◆ THE PROBLEM
Nothing may be dropped or altered: reproduce all the data.

◆ RECORDED INFORMATION
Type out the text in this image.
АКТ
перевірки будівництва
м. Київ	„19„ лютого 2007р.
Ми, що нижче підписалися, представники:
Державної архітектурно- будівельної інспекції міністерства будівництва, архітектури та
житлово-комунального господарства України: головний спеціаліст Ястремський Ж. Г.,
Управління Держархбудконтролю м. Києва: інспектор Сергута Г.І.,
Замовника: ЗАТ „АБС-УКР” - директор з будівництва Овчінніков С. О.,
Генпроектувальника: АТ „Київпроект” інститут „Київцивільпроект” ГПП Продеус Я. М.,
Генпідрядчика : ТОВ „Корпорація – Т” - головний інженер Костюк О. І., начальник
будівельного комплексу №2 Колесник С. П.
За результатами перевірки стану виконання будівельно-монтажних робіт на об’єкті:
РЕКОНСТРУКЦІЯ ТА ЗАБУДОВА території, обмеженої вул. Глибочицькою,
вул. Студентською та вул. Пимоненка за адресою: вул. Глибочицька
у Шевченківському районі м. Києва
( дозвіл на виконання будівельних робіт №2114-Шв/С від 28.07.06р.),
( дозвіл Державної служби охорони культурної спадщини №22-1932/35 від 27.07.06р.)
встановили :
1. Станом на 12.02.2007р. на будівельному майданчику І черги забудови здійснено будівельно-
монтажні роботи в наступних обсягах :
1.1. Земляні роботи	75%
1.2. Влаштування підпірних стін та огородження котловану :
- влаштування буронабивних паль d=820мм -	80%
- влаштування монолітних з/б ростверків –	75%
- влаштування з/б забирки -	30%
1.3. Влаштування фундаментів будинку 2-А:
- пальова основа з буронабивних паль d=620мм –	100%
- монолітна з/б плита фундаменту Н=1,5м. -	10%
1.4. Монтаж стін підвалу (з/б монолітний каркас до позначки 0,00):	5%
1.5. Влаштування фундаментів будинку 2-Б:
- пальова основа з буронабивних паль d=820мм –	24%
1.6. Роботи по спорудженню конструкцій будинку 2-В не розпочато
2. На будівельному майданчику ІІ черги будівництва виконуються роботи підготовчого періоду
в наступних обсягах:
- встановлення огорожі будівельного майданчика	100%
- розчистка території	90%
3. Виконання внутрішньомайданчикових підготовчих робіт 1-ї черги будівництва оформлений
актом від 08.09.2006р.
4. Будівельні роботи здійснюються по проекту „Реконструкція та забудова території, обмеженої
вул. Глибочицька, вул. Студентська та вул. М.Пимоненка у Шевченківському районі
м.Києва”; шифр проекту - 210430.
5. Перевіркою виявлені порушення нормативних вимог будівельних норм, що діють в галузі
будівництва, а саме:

◆ SOLUTION TO THIS PROBLEM
Type out the text in this image.
АКТ
перевірки будівництва
м. Київ	„19„ лютого 2007р.
Ми, що нижче підписалися, представники:
Державної архітектурно- будівельної інспекції міністерства будівництва, архітектури та
житлово-комунального господарства України: головний спеціаліст Ястремський Ж. Г.,
Управління Держархбудконтролю м. Києва: інспектор Сергута Г.І.,
Замовника: ЗАТ „АБС-УКР” - директор з будівництва Овчінніков С. О.,
Генпроектувальника: АТ „Київпроект” інститут „Київцивільпроект” ГПП Продеус Я. М.,
Генпідрядчика : ТОВ „Корпорація – Т” - головний інженер Костюк О. І., начальник
будівельного комплексу №2 Колесник С. П.
За результатами перевірки стану виконання будівельно-монтажних робіт на об’єкті:
РЕКОНСТРУКЦІЯ ТА ЗАБУДОВА території, обмеженої вул. Глибочицькою,
вул. Студентською та вул. Пимоненка за адресою: вул. Глибочицька
у Шевченківському районі м. Києва
( дозвіл на виконання будівельних робіт №2114-Шв/С від 28.07.06р.),
( дозвіл Державної служби охорони культурної спадщини №22-1932/35 від 27.07.06р.)
встановили :
1. Станом на 12.02.2007р. на будівельному майданчику І черги забудови здійснено будівельно-
монтажні роботи в наступних обсягах :
1.1. Земляні роботи	75%
1.2. Влаштування підпірних стін та огородження котловану :
- влаштування буронабивних паль d=820мм -	80%
- влаштування монолітних з/б ростверків –	75%
- влаштування з/б забирки -	30%
1.3. Влаштування фундаментів будинку 2-А:
- пальова основа з буронабивних паль d=620мм –	100%
- монолітна з/б плита фундаменту Н=1,5м. -	10%
1.4. Монтаж стін підвалу (з/б монолітний каркас до позначки 0,00):	5%
1.5. Влаштування фундаментів будинку 2-Б:
- пальова основа з буронабивних паль d=820мм –	24%
1.6. Роботи по спорудженню конструкцій будинку 2-В не розпочато
2. На будівельному майданчику ІІ черги будівництва виконуються роботи підготовчого періоду
в наступних обсягах:
- встановлення огорожі будівельного майданчика	100%
- розчистка території	90%
3. Виконання внутрішньомайданчикових підготовчих робіт 1-ї черги будівництва оформлений
актом від 08.09.2006р.
4. Будівельні роботи здійснюються по проекту „Реконструкція та забудова території, обмеженої
вул. Глибочицька, вул. Студентська та вул. М.Пимоненка у Шевченківському районі
м.Києва”; шифр проекту - 210430.
5. Перевіркою виявлені порушення нормативних вимог будівельних норм, що діють в галузі
будівництва, а саме:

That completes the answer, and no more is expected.